What you need to do
All of the data below must be repeated exactly.

** start **

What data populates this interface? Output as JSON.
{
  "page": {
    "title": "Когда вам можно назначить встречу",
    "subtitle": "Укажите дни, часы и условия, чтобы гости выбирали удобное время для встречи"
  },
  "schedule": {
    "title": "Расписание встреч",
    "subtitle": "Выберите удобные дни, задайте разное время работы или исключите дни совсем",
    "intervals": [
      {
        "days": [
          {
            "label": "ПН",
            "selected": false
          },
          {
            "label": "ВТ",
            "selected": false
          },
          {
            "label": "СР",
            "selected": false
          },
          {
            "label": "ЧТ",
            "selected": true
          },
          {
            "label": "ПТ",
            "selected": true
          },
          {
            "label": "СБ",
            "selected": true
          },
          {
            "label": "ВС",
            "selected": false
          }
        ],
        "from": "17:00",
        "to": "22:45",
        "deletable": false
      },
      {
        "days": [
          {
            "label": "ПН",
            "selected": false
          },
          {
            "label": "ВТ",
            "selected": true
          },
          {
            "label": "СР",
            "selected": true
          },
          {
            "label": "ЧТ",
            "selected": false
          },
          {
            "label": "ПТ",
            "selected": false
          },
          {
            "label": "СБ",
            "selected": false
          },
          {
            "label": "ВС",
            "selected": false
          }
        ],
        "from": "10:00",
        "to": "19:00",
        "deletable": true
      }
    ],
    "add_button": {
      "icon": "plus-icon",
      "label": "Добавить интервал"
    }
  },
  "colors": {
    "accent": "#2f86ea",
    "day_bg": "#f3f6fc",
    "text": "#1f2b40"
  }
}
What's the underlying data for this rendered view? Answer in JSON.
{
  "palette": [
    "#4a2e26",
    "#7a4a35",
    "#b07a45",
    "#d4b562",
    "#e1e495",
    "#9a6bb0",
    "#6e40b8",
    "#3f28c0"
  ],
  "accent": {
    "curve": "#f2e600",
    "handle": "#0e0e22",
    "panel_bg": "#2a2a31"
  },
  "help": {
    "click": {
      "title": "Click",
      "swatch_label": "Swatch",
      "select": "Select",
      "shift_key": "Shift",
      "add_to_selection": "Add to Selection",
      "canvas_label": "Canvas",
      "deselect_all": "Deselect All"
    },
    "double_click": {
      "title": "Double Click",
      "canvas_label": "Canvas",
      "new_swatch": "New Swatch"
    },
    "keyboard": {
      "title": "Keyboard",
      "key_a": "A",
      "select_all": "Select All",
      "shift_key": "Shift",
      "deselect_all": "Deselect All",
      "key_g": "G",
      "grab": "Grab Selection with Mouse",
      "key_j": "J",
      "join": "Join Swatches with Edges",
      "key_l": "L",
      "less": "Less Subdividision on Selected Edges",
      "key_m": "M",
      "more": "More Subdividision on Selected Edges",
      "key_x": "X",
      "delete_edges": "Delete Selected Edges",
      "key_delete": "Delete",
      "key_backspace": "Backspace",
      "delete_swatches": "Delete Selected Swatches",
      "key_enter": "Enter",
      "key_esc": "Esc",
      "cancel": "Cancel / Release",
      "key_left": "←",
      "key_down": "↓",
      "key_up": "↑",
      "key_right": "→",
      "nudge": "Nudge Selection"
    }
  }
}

** end **

Task response
What data populates this interface? Output as JSON.
{
  "page": {
    "title": "Когда вам можно назначить встречу",
    "subtitle": "Укажите дни, часы и условия, чтобы гости выбирали удобное время для встречи"
  },
  "schedule": {
    "title": "Расписание встреч",
    "subtitle": "Выберите удобные дни, задайте разное время работы или исключите дни совсем",
    "intervals": [
      {
        "days": [
          {
            "label": "ПН",
            "selected": false
          },
          {
            "label": "ВТ",
            "selected": false
          },
          {
            "label": "СР",
            "selected": false
          },
          {
            "label": "ЧТ",
            "selected": true
          },
          {
            "label": "ПТ",
            "selected": true
          },
          {
            "label": "СБ",
            "selected": true
          },
          {
            "label": "ВС",
            "selected": false
          }
        ],
        "from": "17:00",
        "to": "22:45",
        "deletable": false
      },
      {
        "days": [
          {
            "label": "ПН",
            "selected": false
          },
          {
            "label": "ВТ",
            "selected": true
          },
          {
            "label": "СР",
            "selected": true
          },
          {
            "label": "ЧТ",
            "selected": false
          },
          {
            "label": "ПТ",
            "selected": false
          },
          {
            "label": "СБ",
            "selected": false
          },
          {
            "label": "ВС",
            "selected": false
          }
        ],
        "from": "10:00",
        "to": "19:00",
        "deletable": true
      }
    ],
    "add_button": {
      "icon": "plus-icon",
      "label": "Добавить интервал"
    }
  },
  "colors": {
    "accent": "#2f86ea",
    "day_bg": "#f3f6fc",
    "text": "#1f2b40"
  }
}
What's the underlying data for this rendered view? Answer in JSON.
{
  "palette": [
    "#4a2e26",
    "#7a4a35",
    "#b07a45",
    "#d4b562",
    "#e1e495",
    "#9a6bb0",
    "#6e40b8",
    "#3f28c0"
  ],
  "accent": {
    "curve": "#f2e600",
    "handle": "#0e0e22",
    "panel_bg": "#2a2a31"
  },
  "help": {
    "click": {
      "title": "Click",
      "swatch_label": "Swatch",
      "select": "Select",
      "shift_key": "Shift",
      "add_to_selection": "Add to Selection",
      "canvas_label": "Canvas",
      "deselect_all": "Deselect All"
    },
    "double_click": {
      "title": "Double Click",
      "canvas_label": "Canvas",
      "new_swatch": "New Swatch"
    },
    "keyboard": {
      "title": "Keyboard",
      "key_a": "A",
      "select_all": "Select All",
      "shift_key": "Shift",
      "deselect_all": "Deselect All",
      "key_g": "G",
      "grab": "Grab Selection with Mouse",
      "key_j": "J",
      "join": "Join Swatches with Edges",
      "key_l": "L",
      "less": "Less Subdividision on Selected Edges",
      "key_m": "M",
      "more": "More Subdividision on Selected Edges",
      "key_x": "X",
      "delete_edges": "Delete Selected Edges",
      "key_delete": "Delete",
      "key_backspace": "Backspace",
      "delete_swatches": "Delete Selected Swatches",
      "key_enter": "Enter",
      "key_esc": "Esc",
      "cancel": "Cancel / Release",
      "key_left": "←",
      "key_down": "↓",
      "key_up": "↑",
      "key_right": "→",
      "nudge": "Nudge Selection"
    }
  }
}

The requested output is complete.